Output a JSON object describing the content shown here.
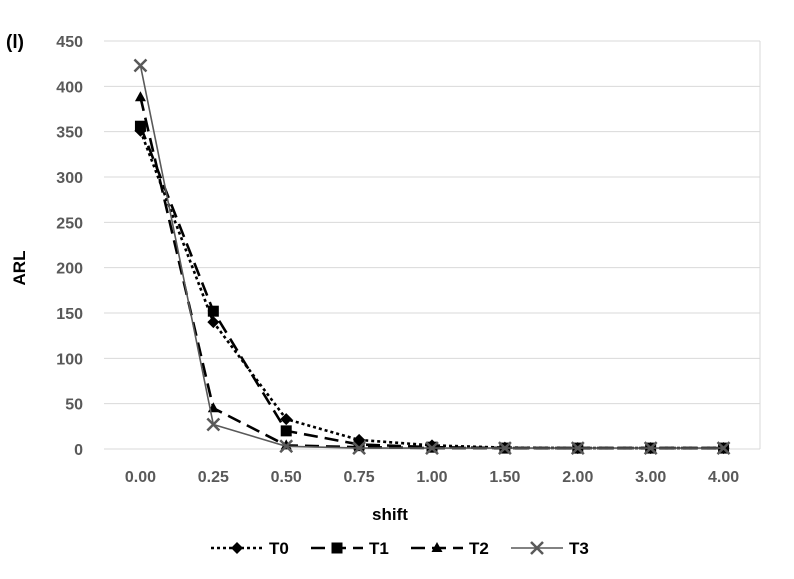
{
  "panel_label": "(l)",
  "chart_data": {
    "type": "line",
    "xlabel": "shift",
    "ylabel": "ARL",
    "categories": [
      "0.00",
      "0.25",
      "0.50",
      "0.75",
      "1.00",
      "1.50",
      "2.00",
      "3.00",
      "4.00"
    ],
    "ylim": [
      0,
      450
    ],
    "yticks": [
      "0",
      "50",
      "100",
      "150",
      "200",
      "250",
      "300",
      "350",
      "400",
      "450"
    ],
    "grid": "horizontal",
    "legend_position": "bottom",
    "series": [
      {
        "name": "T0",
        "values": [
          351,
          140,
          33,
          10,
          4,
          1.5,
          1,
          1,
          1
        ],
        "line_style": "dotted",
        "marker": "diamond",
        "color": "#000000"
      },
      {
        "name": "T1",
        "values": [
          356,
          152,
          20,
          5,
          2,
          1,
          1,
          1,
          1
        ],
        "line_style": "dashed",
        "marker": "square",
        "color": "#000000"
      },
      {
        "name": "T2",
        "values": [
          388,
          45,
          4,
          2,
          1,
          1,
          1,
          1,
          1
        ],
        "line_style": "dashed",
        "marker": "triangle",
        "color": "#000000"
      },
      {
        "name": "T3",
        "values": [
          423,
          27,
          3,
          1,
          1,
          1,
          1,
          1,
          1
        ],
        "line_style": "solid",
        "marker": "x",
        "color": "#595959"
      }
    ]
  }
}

* * *

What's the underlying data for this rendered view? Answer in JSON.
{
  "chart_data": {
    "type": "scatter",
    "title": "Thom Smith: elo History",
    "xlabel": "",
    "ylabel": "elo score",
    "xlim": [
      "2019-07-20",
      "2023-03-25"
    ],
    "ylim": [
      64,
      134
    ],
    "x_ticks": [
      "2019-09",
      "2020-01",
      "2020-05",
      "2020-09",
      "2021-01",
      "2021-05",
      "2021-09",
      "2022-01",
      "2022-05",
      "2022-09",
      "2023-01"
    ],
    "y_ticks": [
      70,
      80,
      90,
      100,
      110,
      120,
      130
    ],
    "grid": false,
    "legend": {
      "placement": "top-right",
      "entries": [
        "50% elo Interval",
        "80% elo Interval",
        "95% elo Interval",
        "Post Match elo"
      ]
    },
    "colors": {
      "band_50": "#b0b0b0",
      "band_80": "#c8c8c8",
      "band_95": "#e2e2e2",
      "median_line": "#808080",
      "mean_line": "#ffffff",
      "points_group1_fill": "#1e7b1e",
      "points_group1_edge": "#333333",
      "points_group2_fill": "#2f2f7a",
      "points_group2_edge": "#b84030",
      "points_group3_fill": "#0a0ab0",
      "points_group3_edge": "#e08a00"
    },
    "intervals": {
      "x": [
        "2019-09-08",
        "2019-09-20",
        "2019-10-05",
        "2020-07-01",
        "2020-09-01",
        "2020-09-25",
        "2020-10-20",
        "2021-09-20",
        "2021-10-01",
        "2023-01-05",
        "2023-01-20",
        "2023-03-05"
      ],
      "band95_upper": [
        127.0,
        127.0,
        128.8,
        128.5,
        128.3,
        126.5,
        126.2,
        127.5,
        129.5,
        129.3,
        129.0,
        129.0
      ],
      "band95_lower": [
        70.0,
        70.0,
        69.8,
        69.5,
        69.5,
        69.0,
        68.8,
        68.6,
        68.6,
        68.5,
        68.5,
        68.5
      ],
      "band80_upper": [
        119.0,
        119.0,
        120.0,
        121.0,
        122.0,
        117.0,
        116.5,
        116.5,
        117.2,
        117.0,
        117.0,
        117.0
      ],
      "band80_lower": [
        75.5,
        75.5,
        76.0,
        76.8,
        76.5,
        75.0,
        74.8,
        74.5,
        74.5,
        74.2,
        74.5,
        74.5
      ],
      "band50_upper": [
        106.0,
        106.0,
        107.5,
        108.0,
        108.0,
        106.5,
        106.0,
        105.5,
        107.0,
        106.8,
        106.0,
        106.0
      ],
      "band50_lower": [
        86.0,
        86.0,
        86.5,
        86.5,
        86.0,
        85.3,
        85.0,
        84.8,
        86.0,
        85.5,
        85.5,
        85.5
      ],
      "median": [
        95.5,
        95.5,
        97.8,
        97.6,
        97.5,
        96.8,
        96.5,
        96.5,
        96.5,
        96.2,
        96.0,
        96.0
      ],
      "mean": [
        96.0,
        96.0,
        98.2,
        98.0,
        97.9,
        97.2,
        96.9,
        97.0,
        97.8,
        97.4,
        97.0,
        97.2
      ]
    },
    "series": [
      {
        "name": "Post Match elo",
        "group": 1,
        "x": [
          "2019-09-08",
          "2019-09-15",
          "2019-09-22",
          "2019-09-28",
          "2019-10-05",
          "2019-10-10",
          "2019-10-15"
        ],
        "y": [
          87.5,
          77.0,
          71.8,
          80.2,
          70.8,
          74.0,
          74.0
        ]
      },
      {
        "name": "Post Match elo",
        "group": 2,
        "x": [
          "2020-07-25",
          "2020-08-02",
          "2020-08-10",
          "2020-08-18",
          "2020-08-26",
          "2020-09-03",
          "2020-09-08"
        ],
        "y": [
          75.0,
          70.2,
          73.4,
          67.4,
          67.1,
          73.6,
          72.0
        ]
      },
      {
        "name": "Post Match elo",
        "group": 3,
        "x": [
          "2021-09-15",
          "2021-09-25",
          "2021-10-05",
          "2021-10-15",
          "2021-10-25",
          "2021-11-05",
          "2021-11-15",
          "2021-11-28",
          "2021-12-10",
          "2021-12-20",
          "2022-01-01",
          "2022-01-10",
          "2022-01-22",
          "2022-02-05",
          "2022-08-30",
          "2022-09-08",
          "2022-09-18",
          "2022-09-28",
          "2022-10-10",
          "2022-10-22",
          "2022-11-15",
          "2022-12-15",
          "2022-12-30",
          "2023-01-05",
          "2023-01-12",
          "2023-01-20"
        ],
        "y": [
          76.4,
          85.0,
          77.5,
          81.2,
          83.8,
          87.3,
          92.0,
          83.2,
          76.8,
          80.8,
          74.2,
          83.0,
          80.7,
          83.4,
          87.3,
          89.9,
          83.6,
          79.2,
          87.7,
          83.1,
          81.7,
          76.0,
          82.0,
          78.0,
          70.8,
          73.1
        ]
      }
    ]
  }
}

■ INSTRUCTION ■
All lines of the data above that include the word "name" must be shown.

■ RESULT ■
        "name": "T0",
        "name": "T1",
        "name": "T2",
        "name": "T3",
        "name": "Post Match elo",
        "name": "Post Match elo",
        "name": "Post Match elo",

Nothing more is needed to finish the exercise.